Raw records
-- begin --
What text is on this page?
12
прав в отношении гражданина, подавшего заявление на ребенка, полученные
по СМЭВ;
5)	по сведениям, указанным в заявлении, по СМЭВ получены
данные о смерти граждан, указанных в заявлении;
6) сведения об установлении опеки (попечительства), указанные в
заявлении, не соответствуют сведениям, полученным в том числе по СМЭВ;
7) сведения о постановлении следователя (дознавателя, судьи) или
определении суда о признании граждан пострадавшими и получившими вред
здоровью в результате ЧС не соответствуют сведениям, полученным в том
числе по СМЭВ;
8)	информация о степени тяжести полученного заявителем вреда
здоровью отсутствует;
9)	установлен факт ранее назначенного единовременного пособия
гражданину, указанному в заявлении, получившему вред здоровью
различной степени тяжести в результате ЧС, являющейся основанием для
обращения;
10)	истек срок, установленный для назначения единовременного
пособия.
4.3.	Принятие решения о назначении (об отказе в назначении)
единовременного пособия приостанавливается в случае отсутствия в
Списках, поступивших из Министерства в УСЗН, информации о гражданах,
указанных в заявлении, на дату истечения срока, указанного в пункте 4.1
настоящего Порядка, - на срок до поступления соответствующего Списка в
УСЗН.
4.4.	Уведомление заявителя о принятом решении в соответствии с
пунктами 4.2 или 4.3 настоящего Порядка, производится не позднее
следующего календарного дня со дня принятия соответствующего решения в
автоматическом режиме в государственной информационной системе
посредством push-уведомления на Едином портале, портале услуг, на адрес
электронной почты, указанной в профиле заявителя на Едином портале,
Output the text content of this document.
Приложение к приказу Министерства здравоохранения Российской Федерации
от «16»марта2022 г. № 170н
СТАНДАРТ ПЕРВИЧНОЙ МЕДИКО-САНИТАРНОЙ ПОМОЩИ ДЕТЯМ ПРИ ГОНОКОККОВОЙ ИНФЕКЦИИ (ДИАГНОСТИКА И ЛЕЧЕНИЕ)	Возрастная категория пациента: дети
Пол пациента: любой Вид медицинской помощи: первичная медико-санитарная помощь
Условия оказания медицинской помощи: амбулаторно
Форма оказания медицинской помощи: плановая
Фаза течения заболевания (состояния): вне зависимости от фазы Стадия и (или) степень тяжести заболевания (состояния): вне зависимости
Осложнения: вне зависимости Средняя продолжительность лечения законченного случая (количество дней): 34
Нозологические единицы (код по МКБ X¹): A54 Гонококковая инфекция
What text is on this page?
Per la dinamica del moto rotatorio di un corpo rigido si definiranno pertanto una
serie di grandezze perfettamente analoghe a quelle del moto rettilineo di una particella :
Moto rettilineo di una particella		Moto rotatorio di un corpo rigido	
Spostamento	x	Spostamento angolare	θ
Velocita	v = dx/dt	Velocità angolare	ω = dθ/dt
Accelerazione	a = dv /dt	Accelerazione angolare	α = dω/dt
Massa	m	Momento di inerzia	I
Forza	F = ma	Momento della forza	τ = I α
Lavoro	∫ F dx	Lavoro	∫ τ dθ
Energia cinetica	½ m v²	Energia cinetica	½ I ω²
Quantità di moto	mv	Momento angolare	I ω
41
-- end --
Check each line of the records for the word "сведениям", and show the lines that contain it.

Answer to this problem:
5)	по сведениям, указанным в заявлении, по СМЭВ получены
заявлении, не соответствуют сведениям, полученным в том числе по СМЭВ;
здоровью в результате ЧС не соответствуют сведениям, полученным в том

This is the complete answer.